Start of Material to process
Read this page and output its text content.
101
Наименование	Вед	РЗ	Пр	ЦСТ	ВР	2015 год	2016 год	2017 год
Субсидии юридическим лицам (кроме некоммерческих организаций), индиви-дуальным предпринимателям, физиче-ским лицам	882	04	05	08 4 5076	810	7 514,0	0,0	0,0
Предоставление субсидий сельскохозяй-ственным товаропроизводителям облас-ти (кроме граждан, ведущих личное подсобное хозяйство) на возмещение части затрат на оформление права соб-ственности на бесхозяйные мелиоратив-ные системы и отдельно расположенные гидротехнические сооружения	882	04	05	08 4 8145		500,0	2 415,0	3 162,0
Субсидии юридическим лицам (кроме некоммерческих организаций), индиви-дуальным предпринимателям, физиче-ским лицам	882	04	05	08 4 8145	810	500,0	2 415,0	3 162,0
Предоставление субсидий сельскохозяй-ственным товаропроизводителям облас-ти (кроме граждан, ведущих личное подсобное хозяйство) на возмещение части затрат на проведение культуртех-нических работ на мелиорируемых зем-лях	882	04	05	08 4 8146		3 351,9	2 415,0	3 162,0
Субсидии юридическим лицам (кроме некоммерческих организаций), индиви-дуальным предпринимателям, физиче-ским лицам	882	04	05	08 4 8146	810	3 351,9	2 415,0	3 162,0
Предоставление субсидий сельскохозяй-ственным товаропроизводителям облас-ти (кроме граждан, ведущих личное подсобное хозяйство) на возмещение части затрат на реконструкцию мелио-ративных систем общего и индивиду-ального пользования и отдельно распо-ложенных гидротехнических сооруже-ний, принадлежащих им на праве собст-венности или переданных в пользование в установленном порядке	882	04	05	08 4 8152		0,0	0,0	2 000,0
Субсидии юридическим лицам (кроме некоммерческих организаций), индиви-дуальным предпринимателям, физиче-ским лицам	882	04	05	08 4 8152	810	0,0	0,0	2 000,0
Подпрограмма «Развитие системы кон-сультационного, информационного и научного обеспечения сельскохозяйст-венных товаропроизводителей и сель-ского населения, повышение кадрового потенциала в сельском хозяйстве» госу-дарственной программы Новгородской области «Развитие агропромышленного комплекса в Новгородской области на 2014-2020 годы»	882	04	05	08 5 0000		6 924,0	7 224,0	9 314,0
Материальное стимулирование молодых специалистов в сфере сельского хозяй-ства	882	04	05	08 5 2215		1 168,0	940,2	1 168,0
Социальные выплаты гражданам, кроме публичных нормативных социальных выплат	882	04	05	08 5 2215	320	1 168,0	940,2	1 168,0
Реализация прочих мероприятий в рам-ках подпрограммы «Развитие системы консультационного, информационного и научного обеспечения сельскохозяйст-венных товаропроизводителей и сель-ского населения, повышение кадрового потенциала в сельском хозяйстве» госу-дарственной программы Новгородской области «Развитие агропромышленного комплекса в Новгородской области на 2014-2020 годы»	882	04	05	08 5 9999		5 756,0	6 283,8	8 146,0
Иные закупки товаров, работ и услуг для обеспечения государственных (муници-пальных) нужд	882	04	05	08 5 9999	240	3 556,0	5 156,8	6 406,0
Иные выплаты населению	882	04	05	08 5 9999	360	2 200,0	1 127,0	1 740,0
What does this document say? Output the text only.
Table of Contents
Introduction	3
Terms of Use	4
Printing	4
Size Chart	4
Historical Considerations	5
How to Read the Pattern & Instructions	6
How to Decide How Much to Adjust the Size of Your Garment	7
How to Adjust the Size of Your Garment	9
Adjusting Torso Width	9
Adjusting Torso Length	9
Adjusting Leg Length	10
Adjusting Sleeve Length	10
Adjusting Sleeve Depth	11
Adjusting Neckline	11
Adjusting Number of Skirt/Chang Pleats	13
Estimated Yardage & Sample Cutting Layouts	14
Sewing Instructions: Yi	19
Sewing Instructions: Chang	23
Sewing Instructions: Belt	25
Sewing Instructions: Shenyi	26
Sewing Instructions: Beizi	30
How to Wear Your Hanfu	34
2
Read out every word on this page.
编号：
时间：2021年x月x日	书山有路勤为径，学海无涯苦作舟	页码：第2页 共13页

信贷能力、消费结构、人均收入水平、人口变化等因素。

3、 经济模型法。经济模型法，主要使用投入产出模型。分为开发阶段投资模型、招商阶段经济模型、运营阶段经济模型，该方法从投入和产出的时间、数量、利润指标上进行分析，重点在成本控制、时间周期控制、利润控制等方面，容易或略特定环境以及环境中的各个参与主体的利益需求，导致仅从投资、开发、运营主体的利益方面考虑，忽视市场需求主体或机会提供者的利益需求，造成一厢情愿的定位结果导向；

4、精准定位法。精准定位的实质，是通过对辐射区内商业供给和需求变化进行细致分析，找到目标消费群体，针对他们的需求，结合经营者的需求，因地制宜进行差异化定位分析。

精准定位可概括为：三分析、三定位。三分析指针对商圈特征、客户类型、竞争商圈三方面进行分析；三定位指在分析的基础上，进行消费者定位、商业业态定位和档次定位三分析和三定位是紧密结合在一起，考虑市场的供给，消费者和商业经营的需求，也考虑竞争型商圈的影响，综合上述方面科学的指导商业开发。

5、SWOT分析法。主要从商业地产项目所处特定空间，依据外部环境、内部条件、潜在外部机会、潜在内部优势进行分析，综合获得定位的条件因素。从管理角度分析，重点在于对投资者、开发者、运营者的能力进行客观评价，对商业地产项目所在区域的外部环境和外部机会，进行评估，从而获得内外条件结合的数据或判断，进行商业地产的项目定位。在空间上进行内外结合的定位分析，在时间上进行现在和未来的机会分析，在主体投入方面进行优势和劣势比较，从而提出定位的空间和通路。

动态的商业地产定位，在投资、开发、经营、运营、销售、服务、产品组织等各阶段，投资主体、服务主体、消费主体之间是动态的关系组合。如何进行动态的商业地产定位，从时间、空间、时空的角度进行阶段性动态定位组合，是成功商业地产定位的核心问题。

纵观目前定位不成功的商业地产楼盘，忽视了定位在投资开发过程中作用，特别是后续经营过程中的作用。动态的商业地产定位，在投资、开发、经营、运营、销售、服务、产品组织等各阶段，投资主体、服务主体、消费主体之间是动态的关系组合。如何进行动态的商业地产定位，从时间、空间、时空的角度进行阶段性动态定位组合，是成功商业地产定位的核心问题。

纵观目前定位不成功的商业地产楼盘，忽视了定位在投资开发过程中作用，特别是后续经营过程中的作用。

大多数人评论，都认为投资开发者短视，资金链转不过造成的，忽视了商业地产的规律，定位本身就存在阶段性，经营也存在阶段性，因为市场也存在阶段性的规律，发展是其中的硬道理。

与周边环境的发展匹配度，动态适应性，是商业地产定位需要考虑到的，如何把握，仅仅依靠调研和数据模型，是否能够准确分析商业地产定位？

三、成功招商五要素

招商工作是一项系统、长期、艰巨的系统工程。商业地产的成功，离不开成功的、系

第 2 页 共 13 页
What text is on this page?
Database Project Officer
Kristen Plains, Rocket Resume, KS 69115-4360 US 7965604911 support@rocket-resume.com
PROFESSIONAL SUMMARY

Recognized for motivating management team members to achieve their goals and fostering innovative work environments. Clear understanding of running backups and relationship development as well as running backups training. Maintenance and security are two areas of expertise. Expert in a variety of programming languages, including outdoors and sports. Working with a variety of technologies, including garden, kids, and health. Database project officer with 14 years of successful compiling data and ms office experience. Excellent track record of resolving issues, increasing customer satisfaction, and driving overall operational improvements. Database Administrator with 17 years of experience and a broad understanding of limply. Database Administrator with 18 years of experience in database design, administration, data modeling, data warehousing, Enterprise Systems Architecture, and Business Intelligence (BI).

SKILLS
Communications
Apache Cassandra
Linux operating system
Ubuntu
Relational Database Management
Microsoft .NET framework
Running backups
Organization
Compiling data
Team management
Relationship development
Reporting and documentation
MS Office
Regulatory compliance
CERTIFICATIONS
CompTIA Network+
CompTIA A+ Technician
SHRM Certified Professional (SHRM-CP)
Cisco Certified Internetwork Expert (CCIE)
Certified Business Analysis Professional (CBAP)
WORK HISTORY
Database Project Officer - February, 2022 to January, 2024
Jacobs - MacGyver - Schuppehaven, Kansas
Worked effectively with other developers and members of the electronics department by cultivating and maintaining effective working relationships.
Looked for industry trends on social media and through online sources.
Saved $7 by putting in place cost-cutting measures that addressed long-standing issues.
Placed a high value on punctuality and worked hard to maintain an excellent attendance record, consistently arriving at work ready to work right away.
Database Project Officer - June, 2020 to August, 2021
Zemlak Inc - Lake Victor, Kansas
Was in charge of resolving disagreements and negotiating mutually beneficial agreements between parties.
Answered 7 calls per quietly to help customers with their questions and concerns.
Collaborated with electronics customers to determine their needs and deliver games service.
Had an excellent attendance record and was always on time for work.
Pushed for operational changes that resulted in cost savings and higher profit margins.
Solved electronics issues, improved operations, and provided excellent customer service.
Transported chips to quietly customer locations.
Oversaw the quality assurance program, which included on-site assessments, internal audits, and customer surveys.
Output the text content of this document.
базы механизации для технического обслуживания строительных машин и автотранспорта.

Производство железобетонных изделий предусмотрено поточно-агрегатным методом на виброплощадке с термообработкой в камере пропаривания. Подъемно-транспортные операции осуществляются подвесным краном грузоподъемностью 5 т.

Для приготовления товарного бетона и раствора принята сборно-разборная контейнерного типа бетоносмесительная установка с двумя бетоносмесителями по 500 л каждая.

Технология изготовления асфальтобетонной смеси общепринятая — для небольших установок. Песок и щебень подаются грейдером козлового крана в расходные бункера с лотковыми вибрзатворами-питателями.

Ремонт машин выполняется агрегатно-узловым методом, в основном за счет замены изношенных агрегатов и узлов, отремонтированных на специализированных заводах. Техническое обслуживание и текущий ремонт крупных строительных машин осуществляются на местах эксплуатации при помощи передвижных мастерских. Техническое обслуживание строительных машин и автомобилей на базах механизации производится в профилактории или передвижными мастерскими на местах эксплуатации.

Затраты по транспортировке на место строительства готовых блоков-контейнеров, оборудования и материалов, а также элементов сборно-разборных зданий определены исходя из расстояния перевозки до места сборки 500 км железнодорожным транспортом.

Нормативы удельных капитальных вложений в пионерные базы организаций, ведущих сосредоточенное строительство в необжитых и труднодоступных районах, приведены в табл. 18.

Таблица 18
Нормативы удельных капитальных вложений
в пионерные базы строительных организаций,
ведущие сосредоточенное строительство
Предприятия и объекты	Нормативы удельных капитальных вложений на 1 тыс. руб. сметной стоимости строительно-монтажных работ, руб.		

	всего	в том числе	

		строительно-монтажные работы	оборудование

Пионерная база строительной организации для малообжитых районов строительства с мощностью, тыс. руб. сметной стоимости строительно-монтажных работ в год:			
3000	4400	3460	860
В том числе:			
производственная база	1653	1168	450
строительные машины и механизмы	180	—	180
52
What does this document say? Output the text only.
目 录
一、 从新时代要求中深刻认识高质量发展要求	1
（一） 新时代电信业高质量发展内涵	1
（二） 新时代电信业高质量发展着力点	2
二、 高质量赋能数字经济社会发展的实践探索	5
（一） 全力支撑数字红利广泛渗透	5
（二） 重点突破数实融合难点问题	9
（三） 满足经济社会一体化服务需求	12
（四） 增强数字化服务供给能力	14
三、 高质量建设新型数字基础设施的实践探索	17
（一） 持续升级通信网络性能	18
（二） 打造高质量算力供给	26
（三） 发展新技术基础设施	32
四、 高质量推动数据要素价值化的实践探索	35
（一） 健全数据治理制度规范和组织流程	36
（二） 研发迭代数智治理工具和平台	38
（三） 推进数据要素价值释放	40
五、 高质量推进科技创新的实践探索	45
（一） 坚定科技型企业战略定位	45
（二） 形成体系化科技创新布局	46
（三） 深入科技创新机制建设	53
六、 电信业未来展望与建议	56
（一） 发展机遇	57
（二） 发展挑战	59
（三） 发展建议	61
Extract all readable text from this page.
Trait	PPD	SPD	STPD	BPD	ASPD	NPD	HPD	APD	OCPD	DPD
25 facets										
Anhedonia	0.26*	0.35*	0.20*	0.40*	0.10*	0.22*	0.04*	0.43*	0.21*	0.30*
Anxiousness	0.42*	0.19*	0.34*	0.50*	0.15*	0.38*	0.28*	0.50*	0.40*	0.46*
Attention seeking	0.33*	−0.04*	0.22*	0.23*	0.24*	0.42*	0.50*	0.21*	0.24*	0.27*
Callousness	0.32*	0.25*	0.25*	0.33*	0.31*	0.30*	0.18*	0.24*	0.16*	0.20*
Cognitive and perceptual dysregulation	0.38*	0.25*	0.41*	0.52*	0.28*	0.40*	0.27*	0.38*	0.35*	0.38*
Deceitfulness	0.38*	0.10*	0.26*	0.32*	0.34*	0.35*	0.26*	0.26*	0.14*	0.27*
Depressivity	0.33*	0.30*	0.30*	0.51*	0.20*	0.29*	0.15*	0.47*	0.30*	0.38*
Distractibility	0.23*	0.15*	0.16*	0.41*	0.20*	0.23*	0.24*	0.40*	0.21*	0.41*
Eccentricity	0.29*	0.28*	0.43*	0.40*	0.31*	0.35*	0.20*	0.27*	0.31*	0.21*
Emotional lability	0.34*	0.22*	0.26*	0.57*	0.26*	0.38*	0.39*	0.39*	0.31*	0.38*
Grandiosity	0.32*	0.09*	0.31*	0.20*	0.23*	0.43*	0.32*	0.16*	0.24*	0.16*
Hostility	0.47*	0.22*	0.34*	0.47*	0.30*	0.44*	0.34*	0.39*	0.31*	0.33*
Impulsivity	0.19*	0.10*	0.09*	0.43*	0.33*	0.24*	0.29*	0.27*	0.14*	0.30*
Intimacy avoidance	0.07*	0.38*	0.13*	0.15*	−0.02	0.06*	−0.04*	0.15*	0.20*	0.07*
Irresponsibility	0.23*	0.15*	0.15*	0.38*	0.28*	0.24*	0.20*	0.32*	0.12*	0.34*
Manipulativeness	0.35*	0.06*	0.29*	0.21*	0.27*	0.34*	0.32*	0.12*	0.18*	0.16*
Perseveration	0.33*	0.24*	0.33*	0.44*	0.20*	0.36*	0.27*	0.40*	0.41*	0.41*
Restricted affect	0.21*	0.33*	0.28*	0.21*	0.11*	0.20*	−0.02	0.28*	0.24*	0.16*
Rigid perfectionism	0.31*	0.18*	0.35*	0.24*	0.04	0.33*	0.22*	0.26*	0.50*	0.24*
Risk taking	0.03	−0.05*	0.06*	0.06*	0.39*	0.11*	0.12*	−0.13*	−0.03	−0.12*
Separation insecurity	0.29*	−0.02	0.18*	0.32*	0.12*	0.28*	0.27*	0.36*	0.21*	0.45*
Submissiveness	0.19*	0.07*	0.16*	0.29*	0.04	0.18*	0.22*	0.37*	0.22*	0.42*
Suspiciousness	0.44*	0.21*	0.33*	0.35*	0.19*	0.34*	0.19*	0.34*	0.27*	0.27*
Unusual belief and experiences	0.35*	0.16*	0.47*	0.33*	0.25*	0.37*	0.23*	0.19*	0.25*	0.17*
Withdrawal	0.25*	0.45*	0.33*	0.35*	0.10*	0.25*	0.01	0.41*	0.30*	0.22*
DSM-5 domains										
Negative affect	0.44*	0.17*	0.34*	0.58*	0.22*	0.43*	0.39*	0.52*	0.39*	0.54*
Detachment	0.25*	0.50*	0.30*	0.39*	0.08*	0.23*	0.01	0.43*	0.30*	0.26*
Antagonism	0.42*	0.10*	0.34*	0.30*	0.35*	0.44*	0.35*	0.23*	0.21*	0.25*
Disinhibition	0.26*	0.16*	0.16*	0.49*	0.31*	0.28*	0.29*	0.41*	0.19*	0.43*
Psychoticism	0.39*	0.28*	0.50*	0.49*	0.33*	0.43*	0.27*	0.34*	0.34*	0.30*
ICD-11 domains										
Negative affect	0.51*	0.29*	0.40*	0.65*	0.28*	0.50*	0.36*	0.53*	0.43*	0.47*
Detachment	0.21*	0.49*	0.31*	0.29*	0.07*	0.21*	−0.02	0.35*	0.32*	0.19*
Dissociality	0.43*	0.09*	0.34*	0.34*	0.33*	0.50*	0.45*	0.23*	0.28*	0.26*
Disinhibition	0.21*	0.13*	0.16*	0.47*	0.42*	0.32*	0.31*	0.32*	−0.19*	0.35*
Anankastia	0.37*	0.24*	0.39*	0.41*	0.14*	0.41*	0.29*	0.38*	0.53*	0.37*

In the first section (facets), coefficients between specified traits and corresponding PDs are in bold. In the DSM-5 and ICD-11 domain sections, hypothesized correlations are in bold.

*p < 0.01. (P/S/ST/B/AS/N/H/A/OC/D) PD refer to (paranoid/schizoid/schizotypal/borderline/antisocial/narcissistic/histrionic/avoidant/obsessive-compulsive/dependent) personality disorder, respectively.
End of Material to process
Copy each line from the records above that includes the string "монтажных".

Предприятия и объекты	Нормативы удельных капитальных вложений на 1 тыс. руб. сметной стоимости строительно-монтажных работ, руб.		
Пионерная база строительной организации для малообжитых районов строительства с мощностью, тыс. руб. сметной стоимости строительно-монтажных работ в год:			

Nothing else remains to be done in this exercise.